------ DATA

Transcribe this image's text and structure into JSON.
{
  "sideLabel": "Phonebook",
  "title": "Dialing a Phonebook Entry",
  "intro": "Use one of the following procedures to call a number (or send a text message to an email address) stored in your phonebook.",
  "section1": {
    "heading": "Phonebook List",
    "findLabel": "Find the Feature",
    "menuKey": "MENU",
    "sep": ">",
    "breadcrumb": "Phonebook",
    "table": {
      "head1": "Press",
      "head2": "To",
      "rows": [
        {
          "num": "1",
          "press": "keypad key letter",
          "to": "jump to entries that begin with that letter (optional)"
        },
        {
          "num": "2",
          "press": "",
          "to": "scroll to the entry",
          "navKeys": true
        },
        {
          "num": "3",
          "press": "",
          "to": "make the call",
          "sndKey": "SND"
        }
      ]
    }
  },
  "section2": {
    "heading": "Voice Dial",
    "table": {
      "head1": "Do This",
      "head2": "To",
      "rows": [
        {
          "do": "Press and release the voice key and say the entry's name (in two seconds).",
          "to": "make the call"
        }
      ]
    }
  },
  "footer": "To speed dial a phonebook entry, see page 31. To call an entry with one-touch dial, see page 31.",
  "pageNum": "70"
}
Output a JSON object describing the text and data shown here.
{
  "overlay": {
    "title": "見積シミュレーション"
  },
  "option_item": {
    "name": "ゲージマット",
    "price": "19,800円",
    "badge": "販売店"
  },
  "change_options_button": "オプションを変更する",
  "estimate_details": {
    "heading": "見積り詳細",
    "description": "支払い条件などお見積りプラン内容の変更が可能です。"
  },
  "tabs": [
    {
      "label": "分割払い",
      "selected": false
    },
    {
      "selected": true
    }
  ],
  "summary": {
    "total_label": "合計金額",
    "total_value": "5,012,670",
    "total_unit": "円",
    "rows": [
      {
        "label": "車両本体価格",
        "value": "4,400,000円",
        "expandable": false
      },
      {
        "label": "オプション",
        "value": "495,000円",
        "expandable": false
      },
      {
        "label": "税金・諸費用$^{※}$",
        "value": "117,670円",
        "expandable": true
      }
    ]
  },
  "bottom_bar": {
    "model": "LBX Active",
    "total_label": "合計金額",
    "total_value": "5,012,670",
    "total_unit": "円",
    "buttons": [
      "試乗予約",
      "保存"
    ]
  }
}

------------

▸ **GIVEN TASK**
Would you restate each of the entries word for word?

▸ **EXERCISE SOLUTION**
Transcribe this image's text and structure into JSON.
{
  "sideLabel": "Phonebook",
  "title": "Dialing a Phonebook Entry",
  "intro": "Use one of the following procedures to call a number (or send a text message to an email address) stored in your phonebook.",
  "section1": {
    "heading": "Phonebook List",
    "findLabel": "Find the Feature",
    "menuKey": "MENU",
    "sep": ">",
    "breadcrumb": "Phonebook",
    "table": {
      "head1": "Press",
      "head2": "To",
      "rows": [
        {
          "num": "1",
          "press": "keypad key letter",
          "to": "jump to entries that begin with that letter (optional)"
        },
        {
          "num": "2",
          "press": "",
          "to": "scroll to the entry",
          "navKeys": true
        },
        {
          "num": "3",
          "press": "",
          "to": "make the call",
          "sndKey": "SND"
        }
      ]
    }
  },
  "section2": {
    "heading": "Voice Dial",
    "table": {
      "head1": "Do This",
      "head2": "To",
      "rows": [
        {
          "do": "Press and release the voice key and say the entry's name (in two seconds).",
          "to": "make the call"
        }
      ]
    }
  },
  "footer": "To speed dial a phonebook entry, see page 31. To call an entry with one-touch dial, see page 31.",
  "pageNum": "70"
}
Output a JSON object describing the text and data shown here.
{
  "overlay": {
    "title": "見積シミュレーション"
  },
  "option_item": {
    "name": "ゲージマット",
    "price": "19,800円",
    "badge": "販売店"
  },
  "change_options_button": "オプションを変更する",
  "estimate_details": {
    "heading": "見積り詳細",
    "description": "支払い条件などお見積りプラン内容の変更が可能です。"
  },
  "tabs": [
    {
      "label": "分割払い",
      "selected": false
    },
    {
      "selected": true
    }
  ],
  "summary": {
    "total_label": "合計金額",
    "total_value": "5,012,670",
    "total_unit": "円",
    "rows": [
      {
        "label": "車両本体価格",
        "value": "4,400,000円",
        "expandable": false
      },
      {
        "label": "オプション",
        "value": "495,000円",
        "expandable": false
      },
      {
        "label": "税金・諸費用$^{※}$",
        "value": "117,670円",
        "expandable": true
      }
    ]
  },
  "bottom_bar": {
    "model": "LBX Active",
    "total_label": "合計金額",
    "total_value": "5,012,670",
    "total_unit": "円",
    "buttons": [
      "試乗予約",
      "保存"
    ]
  }
}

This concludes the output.